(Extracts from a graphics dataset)
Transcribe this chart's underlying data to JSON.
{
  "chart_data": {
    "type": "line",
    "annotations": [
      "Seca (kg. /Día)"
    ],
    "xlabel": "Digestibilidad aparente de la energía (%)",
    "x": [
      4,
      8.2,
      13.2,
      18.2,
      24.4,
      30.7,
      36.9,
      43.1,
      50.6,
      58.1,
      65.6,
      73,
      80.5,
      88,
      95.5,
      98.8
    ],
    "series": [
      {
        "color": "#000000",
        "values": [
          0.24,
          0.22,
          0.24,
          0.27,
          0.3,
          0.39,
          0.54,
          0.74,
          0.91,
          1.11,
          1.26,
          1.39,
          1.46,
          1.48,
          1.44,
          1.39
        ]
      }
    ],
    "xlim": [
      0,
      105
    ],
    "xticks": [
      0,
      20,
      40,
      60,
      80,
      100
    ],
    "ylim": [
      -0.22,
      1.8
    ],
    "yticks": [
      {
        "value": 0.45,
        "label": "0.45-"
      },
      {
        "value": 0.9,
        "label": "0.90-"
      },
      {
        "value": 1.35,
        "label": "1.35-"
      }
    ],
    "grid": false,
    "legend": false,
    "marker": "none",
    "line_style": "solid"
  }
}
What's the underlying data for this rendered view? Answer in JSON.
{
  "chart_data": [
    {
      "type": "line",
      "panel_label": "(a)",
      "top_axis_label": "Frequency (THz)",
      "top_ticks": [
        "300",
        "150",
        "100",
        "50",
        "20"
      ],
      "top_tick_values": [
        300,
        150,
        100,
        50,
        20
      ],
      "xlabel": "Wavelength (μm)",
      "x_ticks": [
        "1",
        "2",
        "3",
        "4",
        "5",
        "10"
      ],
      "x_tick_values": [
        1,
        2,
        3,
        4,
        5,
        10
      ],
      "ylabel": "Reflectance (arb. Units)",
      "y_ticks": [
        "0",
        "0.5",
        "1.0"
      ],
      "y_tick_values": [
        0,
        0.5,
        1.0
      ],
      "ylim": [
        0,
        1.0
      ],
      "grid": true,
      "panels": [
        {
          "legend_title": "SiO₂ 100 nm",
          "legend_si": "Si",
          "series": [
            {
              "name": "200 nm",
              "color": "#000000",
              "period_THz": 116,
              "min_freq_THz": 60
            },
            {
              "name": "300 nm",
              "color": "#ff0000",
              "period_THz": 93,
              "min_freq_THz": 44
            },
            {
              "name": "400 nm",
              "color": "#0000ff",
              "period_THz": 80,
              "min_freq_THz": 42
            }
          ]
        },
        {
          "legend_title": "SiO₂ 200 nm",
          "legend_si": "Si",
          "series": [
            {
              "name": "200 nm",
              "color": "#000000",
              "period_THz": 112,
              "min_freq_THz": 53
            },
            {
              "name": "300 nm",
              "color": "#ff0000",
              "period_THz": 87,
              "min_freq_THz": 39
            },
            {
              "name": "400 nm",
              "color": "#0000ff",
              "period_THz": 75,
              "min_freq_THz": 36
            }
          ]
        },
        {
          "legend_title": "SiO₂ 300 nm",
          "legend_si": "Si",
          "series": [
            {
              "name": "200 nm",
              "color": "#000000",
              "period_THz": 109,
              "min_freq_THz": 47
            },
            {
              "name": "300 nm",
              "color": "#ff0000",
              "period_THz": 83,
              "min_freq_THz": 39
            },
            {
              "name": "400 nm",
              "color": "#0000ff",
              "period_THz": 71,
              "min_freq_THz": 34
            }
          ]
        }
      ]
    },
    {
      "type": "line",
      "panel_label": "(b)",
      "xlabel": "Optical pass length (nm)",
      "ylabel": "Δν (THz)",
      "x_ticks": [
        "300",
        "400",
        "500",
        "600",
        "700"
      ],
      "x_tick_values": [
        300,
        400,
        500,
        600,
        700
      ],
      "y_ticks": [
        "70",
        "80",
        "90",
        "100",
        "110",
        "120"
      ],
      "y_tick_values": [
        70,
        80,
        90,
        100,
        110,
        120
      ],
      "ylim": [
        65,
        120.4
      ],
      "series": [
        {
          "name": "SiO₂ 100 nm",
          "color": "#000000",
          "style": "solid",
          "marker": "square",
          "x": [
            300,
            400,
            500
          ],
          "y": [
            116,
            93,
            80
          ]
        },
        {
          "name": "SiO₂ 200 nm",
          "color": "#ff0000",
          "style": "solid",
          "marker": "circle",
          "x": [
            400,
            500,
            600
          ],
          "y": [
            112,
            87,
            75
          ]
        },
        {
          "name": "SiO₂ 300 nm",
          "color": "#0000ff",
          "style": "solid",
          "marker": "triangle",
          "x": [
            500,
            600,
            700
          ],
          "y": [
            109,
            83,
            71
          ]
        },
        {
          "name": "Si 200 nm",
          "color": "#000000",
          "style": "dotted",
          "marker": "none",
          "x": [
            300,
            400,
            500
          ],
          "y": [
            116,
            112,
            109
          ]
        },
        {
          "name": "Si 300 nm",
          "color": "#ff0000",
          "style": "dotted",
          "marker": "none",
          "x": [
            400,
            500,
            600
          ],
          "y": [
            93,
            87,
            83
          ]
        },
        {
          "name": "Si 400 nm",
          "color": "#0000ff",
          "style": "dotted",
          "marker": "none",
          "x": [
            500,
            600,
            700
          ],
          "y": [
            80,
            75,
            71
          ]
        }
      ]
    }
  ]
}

### EXERCISE AIM
Every line of the material must be returned exactly as it appears.

### FINISHED EXERCISE
Transcribe this chart's underlying data to JSON.
{
  "chart_data": {
    "type": "line",
    "annotations": [
      "Seca (kg. /Día)"
    ],
    "xlabel": "Digestibilidad aparente de la energía (%)",
    "x": [
      4,
      8.2,
      13.2,
      18.2,
      24.4,
      30.7,
      36.9,
      43.1,
      50.6,
      58.1,
      65.6,
      73,
      80.5,
      88,
      95.5,
      98.8
    ],
    "series": [
      {
        "color": "#000000",
        "values": [
          0.24,
          0.22,
          0.24,
          0.27,
          0.3,
          0.39,
          0.54,
          0.74,
          0.91,
          1.11,
          1.26,
          1.39,
          1.46,
          1.48,
          1.44,
          1.39
        ]
      }
    ],
    "xlim": [
      0,
      105
    ],
    "xticks": [
      0,
      20,
      40,
      60,
      80,
      100
    ],
    "ylim": [
      -0.22,
      1.8
    ],
    "yticks": [
      {
        "value": 0.45,
        "label": "0.45-"
      },
      {
        "value": 0.9,
        "label": "0.90-"
      },
      {
        "value": 1.35,
        "label": "1.35-"
      }
    ],
    "grid": false,
    "legend": false,
    "marker": "none",
    "line_style": "solid"
  }
}
What's the underlying data for this rendered view? Answer in JSON.
{
  "chart_data": [
    {
      "type": "line",
      "panel_label": "(a)",
      "top_axis_label": "Frequency (THz)",
      "top_ticks": [
        "300",
        "150",
        "100",
        "50",
        "20"
      ],
      "top_tick_values": [
        300,
        150,
        100,
        50,
        20
      ],
      "xlabel": "Wavelength (μm)",
      "x_ticks": [
        "1",
        "2",
        "3",
        "4",
        "5",
        "10"
      ],
      "x_tick_values": [
        1,
        2,
        3,
        4,
        5,
        10
      ],
      "ylabel": "Reflectance (arb. Units)",
      "y_ticks": [
        "0",
        "0.5",
        "1.0"
      ],
      "y_tick_values": [
        0,
        0.5,
        1.0
      ],
      "ylim": [
        0,
        1.0
      ],
      "grid": true,
      "panels": [
        {
          "legend_title": "SiO₂ 100 nm",
          "legend_si": "Si",
          "series": [
            {
              "name": "200 nm",
              "color": "#000000",
              "period_THz": 116,
              "min_freq_THz": 60
            },
            {
              "name": "300 nm",
              "color": "#ff0000",
              "period_THz": 93,
              "min_freq_THz": 44
            },
            {
              "name": "400 nm",
              "color": "#0000ff",
              "period_THz": 80,
              "min_freq_THz": 42
            }
          ]
        },
        {
          "legend_title": "SiO₂ 200 nm",
          "legend_si": "Si",
          "series": [
            {
              "name": "200 nm",
              "color": "#000000",
              "period_THz": 112,
              "min_freq_THz": 53
            },
            {
              "name": "300 nm",
              "color": "#ff0000",
              "period_THz": 87,
              "min_freq_THz": 39
            },
            {
              "name": "400 nm",
              "color": "#0000ff",
              "period_THz": 75,
              "min_freq_THz": 36
            }
          ]
        },
        {
          "legend_title": "SiO₂ 300 nm",
          "legend_si": "Si",
          "series": [
            {
              "name": "200 nm",
              "color": "#000000",
              "period_THz": 109,
              "min_freq_THz": 47
            },
            {
              "name": "300 nm",
              "color": "#ff0000",
              "period_THz": 83,
              "min_freq_THz": 39
            },
            {
              "name": "400 nm",
              "color": "#0000ff",
              "period_THz": 71,
              "min_freq_THz": 34
            }
          ]
        }
      ]
    },
    {
      "type": "line",
      "panel_label": "(b)",
      "xlabel": "Optical pass length (nm)",
      "ylabel": "Δν (THz)",
      "x_ticks": [
        "300",
        "400",
        "500",
        "600",
        "700"
      ],
      "x_tick_values": [
        300,
        400,
        500,
        600,
        700
      ],
      "y_ticks": [
        "70",
        "80",
        "90",
        "100",
        "110",
        "120"
      ],
      "y_tick_values": [
        70,
        80,
        90,
        100,
        110,
        120
      ],
      "ylim": [
        65,
        120.4
      ],
      "series": [
        {
          "name": "SiO₂ 100 nm",
          "color": "#000000",
          "style": "solid",
          "marker": "square",
          "x": [
            300,
            400,
            500
          ],
          "y": [
            116,
            93,
            80
          ]
        },
        {
          "name": "SiO₂ 200 nm",
          "color": "#ff0000",
          "style": "solid",
          "marker": "circle",
          "x": [
            400,
            500,
            600
          ],
          "y": [
            112,
            87,
            75
          ]
        },
        {
          "name": "SiO₂ 300 nm",
          "color": "#0000ff",
          "style": "solid",
          "marker": "triangle",
          "x": [
            500,
            600,
            700
          ],
          "y": [
            109,
            83,
            71
          ]
        },
        {
          "name": "Si 200 nm",
          "color": "#000000",
          "style": "dotted",
          "marker": "none",
          "x": [
            300,
            400,
            500
          ],
          "y": [
            116,
            112,
            109
          ]
        },
        {
          "name": "Si 300 nm",
          "color": "#ff0000",
          "style": "dotted",
          "marker": "none",
          "x": [
            400,
            500,
            600
          ],
          "y": [
            93,
            87,
            83
          ]
        },
        {
          "name": "Si 400 nm",
          "color": "#0000ff",
          "style": "dotted",
          "marker": "none",
          "x": [
            500,
            600,
            700
          ],
          "y": [
            80,
            75,
            71
          ]
        }
      ]
    }
  ]
}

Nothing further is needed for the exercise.